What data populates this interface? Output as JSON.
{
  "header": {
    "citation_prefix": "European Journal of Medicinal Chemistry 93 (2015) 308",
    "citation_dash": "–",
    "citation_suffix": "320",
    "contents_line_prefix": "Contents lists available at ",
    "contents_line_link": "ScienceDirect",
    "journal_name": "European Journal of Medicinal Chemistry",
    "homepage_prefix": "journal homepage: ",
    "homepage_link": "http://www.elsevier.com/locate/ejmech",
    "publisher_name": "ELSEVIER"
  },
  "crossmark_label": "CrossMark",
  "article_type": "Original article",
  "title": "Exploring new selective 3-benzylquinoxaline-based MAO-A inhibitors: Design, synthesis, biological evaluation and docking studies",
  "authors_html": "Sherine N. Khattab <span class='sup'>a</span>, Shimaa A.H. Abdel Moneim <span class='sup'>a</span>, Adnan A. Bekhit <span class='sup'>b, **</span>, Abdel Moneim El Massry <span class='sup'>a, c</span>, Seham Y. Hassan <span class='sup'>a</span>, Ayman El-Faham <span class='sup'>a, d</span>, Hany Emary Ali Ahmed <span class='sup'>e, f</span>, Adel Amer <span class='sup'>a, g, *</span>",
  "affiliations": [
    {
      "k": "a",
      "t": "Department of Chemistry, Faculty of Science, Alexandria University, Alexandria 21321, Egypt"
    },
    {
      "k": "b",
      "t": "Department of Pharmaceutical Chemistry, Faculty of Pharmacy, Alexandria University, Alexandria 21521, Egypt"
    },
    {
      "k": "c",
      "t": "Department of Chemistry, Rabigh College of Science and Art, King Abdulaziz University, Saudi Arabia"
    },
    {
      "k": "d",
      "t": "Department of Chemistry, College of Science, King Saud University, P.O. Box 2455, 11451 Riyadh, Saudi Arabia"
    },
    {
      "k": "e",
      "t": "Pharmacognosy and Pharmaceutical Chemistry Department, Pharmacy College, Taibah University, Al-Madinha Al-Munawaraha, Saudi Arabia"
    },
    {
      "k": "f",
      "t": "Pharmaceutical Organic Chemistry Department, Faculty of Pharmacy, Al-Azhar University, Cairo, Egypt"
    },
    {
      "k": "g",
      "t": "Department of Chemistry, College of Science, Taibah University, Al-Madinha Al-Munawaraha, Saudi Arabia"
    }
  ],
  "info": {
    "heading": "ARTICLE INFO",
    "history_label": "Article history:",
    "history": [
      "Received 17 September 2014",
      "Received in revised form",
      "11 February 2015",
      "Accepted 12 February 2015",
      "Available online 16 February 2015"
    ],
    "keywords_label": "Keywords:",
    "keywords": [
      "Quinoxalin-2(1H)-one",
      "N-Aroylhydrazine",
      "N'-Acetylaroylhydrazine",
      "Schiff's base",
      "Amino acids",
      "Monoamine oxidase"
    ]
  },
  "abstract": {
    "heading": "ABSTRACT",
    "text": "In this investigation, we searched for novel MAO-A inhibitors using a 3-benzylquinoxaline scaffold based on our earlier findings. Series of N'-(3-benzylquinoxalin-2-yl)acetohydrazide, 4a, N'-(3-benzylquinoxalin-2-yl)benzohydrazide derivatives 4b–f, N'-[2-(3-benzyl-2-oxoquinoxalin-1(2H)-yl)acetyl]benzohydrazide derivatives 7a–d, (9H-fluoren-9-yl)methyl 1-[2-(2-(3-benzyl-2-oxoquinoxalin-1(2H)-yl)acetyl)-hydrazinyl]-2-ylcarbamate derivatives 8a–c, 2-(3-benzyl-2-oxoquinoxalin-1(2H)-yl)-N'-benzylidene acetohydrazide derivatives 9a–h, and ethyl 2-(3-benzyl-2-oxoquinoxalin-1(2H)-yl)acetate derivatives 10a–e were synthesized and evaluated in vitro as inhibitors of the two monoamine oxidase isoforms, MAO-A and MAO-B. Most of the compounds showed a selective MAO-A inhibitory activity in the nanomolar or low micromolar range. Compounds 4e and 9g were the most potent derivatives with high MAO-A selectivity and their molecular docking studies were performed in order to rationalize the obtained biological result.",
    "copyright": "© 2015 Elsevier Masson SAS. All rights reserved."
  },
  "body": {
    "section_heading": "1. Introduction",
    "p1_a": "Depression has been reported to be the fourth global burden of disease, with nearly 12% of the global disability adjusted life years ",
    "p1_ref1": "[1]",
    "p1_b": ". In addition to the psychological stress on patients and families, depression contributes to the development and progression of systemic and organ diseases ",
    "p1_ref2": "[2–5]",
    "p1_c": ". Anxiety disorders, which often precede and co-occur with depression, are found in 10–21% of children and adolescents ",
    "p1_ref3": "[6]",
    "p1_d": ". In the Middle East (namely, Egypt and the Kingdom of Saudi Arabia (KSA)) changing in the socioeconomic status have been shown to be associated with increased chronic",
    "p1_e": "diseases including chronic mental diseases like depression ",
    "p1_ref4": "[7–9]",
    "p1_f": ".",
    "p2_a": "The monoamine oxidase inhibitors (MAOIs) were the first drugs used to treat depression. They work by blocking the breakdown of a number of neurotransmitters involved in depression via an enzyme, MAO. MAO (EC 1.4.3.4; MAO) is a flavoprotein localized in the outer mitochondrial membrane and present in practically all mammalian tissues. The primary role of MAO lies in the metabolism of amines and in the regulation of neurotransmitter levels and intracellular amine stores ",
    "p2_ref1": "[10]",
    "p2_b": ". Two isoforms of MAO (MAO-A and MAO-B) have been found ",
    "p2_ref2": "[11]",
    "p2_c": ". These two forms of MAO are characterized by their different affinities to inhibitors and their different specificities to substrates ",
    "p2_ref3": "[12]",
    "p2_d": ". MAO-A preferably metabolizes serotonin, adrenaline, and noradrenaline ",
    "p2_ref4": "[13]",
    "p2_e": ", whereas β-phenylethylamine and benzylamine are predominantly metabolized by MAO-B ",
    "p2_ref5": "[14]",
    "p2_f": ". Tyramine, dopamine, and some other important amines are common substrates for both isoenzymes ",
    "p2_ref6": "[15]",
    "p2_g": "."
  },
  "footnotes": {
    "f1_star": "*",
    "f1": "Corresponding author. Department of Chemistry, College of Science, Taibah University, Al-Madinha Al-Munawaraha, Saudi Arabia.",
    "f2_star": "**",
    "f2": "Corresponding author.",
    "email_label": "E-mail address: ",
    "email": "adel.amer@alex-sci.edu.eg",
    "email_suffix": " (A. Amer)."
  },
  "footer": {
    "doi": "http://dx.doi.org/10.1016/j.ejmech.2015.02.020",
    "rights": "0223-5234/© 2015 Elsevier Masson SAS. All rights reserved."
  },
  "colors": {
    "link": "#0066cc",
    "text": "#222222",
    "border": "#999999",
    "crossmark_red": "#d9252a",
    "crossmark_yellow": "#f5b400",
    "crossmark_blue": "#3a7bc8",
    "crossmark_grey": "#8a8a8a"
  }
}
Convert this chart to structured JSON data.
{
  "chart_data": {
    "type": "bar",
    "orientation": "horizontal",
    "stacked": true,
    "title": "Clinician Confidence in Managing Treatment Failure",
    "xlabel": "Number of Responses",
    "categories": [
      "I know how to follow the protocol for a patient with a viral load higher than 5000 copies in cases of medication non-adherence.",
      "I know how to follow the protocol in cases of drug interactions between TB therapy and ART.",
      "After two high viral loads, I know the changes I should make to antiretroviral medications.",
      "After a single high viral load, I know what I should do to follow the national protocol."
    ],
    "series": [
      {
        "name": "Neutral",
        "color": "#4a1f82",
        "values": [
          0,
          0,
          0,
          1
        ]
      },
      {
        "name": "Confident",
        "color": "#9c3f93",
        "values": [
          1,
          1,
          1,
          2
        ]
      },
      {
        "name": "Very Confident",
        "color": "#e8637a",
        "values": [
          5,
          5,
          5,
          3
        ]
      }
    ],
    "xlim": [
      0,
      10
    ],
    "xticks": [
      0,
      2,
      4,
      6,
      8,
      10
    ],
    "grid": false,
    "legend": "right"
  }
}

* **Exercise prompt**
In the listing above, find the line with "Convert this chart to structured JSON data." and set down that line and all after it exactly, through the final line.

* **Answer for this exercise**
Convert this chart to structured JSON data.
{
  "chart_data": {
    "type": "bar",
    "orientation": "horizontal",
    "stacked": true,
    "title": "Clinician Confidence in Managing Treatment Failure",
    "xlabel": "Number of Responses",
    "categories": [
      "I know how to follow the protocol for a patient with a viral load higher than 5000 copies in cases of medication non-adherence.",
      "I know how to follow the protocol in cases of drug interactions between TB therapy and ART.",
      "After two high viral loads, I know the changes I should make to antiretroviral medications.",
      "After a single high viral load, I know what I should do to follow the national protocol."
    ],
    "series": [
      {
        "name": "Neutral",
        "color": "#4a1f82",
        "values": [
          0,
          0,
          0,
          1
        ]
      },
      {
        "name": "Confident",
        "color": "#9c3f93",
        "values": [
          1,
          1,
          1,
          2
        ]
      },
      {
        "name": "Very Confident",
        "color": "#e8637a",
        "values": [
          5,
          5,
          5,
          3
        ]
      }
    ],
    "xlim": [
      0,
      10
    ],
    "xticks": [
      0,
      2,
      4,
      6,
      8,
      10
    ],
    "grid": false,
    "legend": "right"
  }
}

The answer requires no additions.